## SOURCE RECORDS

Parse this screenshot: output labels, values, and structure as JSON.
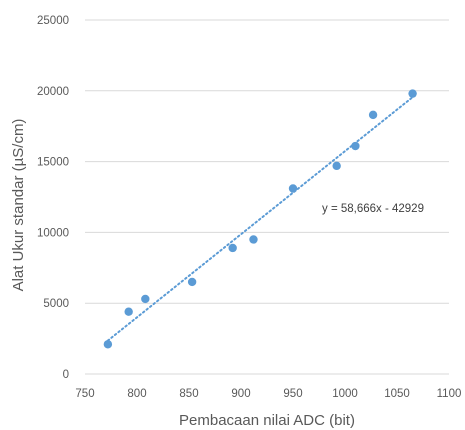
{
  "chart_data": {
    "type": "scatter",
    "title": "",
    "xlabel": "Pembacaan nilai ADC (bit)",
    "ylabel": "Alat Ukur standar (µS/cm)",
    "xlim": [
      750,
      1100
    ],
    "ylim": [
      0,
      25000
    ],
    "xticks": [
      750,
      800,
      850,
      900,
      950,
      1000,
      1050,
      1100
    ],
    "yticks": [
      0,
      5000,
      10000,
      15000,
      20000,
      25000
    ],
    "grid": {
      "horizontal": true,
      "vertical": false
    },
    "legend": "none",
    "series": [
      {
        "marker_color": "#5B9BD5",
        "points": [
          {
            "x": 772,
            "y": 2100
          },
          {
            "x": 792,
            "y": 4400
          },
          {
            "x": 808,
            "y": 5300
          },
          {
            "x": 853,
            "y": 6500
          },
          {
            "x": 892,
            "y": 8900
          },
          {
            "x": 912,
            "y": 9500
          },
          {
            "x": 950,
            "y": 13100
          },
          {
            "x": 992,
            "y": 14700
          },
          {
            "x": 1010,
            "y": 16100
          },
          {
            "x": 1027,
            "y": 18300
          },
          {
            "x": 1065,
            "y": 19800
          }
        ]
      }
    ],
    "trendline": {
      "style": "dotted",
      "color": "#5B9BD5",
      "slope": 58.666,
      "intercept": -42929,
      "x_range": [
        772,
        1065
      ],
      "equation_label": "y = 58,666x - 42929"
    }
  }
}
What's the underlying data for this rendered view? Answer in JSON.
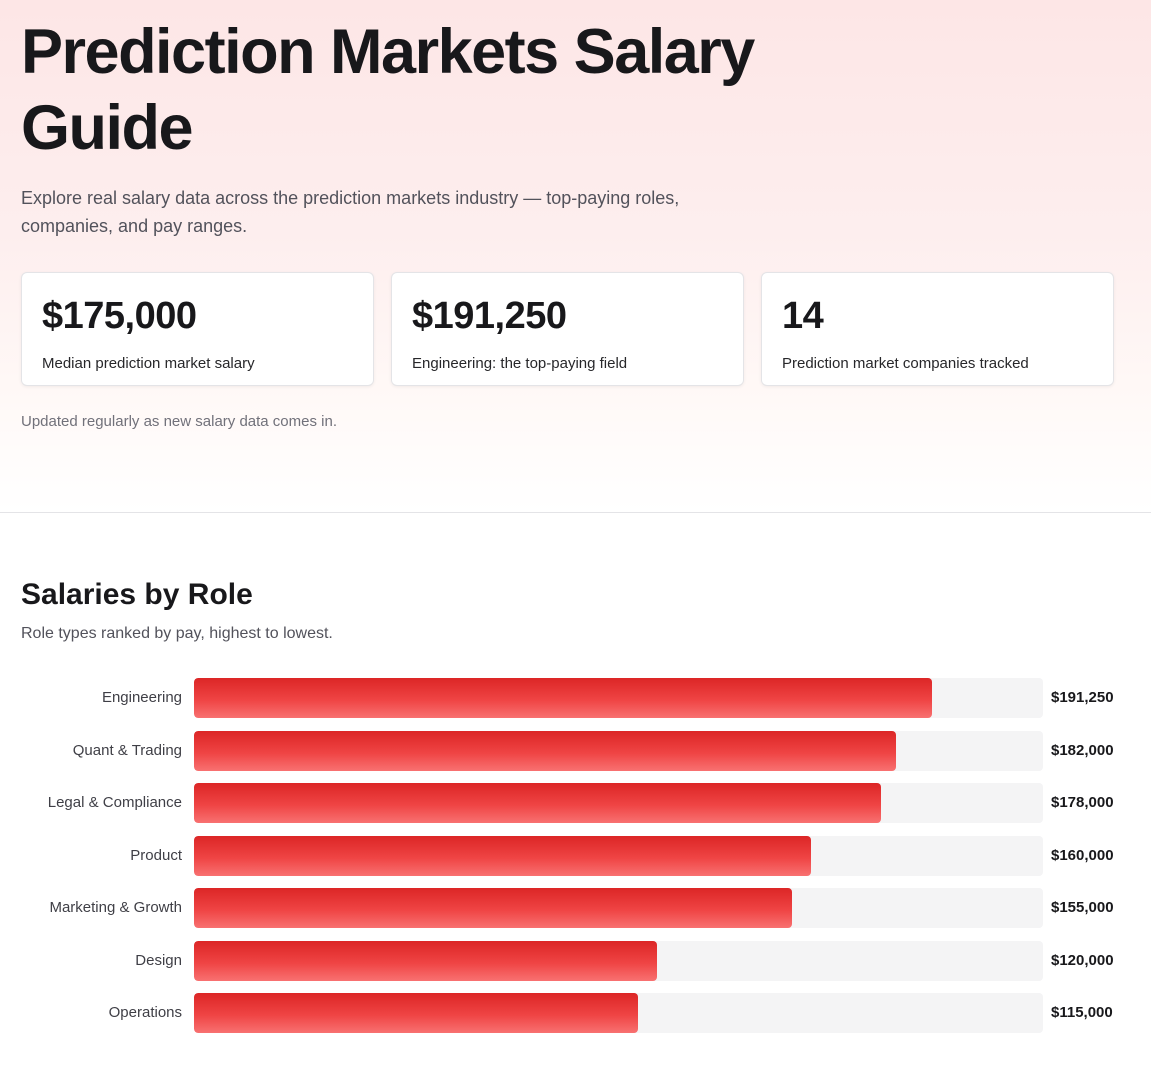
{
  "hero": {
    "title": "Prediction Markets Salary Guide",
    "subtitle": "Explore real salary data across the prediction markets industry — top-paying roles, companies, and pay ranges.",
    "stats": [
      {
        "value": "$175,000",
        "label": "Median prediction market salary"
      },
      {
        "value": "$191,250",
        "label": "Engineering: the top-paying field"
      },
      {
        "value": "14",
        "label": "Prediction market companies tracked"
      }
    ],
    "note": "Updated regularly as new salary data comes in."
  },
  "roles_section": {
    "title": "Salaries by Role",
    "subtitle": "Role types ranked by pay, highest to lowest."
  },
  "chart_data": {
    "type": "bar",
    "orientation": "horizontal",
    "categories": [
      "Engineering",
      "Quant & Trading",
      "Legal & Compliance",
      "Product",
      "Marketing & Growth",
      "Design",
      "Operations"
    ],
    "values": [
      191250,
      182000,
      178000,
      160000,
      155000,
      120000,
      115000
    ],
    "value_labels": [
      "$191,250",
      "$182,000",
      "$178,000",
      "$160,000",
      "$155,000",
      "$120,000",
      "$115,000"
    ],
    "xlim": [
      0,
      220000
    ],
    "colors": {
      "bar": "#ef4444",
      "bar_dark": "#dc2626",
      "track": "#f4f4f5"
    }
  }
}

## GOAL
Transcribe all entries above exactly. Drop the pictures.

## TASK RESULT
Parse this screenshot: output labels, values, and structure as JSON.
{
  "chart_data": {
    "type": "scatter",
    "title": "",
    "xlabel": "Pembacaan nilai ADC (bit)",
    "ylabel": "Alat Ukur standar (µS/cm)",
    "xlim": [
      750,
      1100
    ],
    "ylim": [
      0,
      25000
    ],
    "xticks": [
      750,
      800,
      850,
      900,
      950,
      1000,
      1050,
      1100
    ],
    "yticks": [
      0,
      5000,
      10000,
      15000,
      20000,
      25000
    ],
    "grid": {
      "horizontal": true,
      "vertical": false
    },
    "legend": "none",
    "series": [
      {
        "marker_color": "#5B9BD5",
        "points": [
          {
            "x": 772,
            "y": 2100
          },
          {
            "x": 792,
            "y": 4400
          },
          {
            "x": 808,
            "y": 5300
          },
          {
            "x": 853,
            "y": 6500
          },
          {
            "x": 892,
            "y": 8900
          },
          {
            "x": 912,
            "y": 9500
          },
          {
            "x": 950,
            "y": 13100
          },
          {
            "x": 992,
            "y": 14700
          },
          {
            "x": 1010,
            "y": 16100
          },
          {
            "x": 1027,
            "y": 18300
          },
          {
            "x": 1065,
            "y": 19800
          }
        ]
      }
    ],
    "trendline": {
      "style": "dotted",
      "color": "#5B9BD5",
      "slope": 58.666,
      "intercept": -42929,
      "x_range": [
        772,
        1065
      ],
      "equation_label": "y = 58,666x - 42929"
    }
  }
}
What's the underlying data for this rendered view? Answer in JSON.
{
  "hero": {
    "title": "Prediction Markets Salary Guide",
    "subtitle": "Explore real salary data across the prediction markets industry — top-paying roles, companies, and pay ranges.",
    "stats": [
      {
        "value": "$175,000",
        "label": "Median prediction market salary"
      },
      {
        "value": "$191,250",
        "label": "Engineering: the top-paying field"
      },
      {
        "value": "14",
        "label": "Prediction market companies tracked"
      }
    ],
    "note": "Updated regularly as new salary data comes in."
  },
  "roles_section": {
    "title": "Salaries by Role",
    "subtitle": "Role types ranked by pay, highest to lowest."
  },
  "chart_data": {
    "type": "bar",
    "orientation": "horizontal",
    "categories": [
      "Engineering",
      "Quant & Trading",
      "Legal & Compliance",
      "Product",
      "Marketing & Growth",
      "Design",
      "Operations"
    ],
    "values": [
      191250,
      182000,
      178000,
      160000,
      155000,
      120000,
      115000
    ],
    "value_labels": [
      "$191,250",
      "$182,000",
      "$178,000",
      "$160,000",
      "$155,000",
      "$120,000",
      "$115,000"
    ],
    "xlim": [
      0,
      220000
    ],
    "colors": {
      "bar": "#ef4444",
      "bar_dark": "#dc2626",
      "track": "#f4f4f5"
    }
  }
}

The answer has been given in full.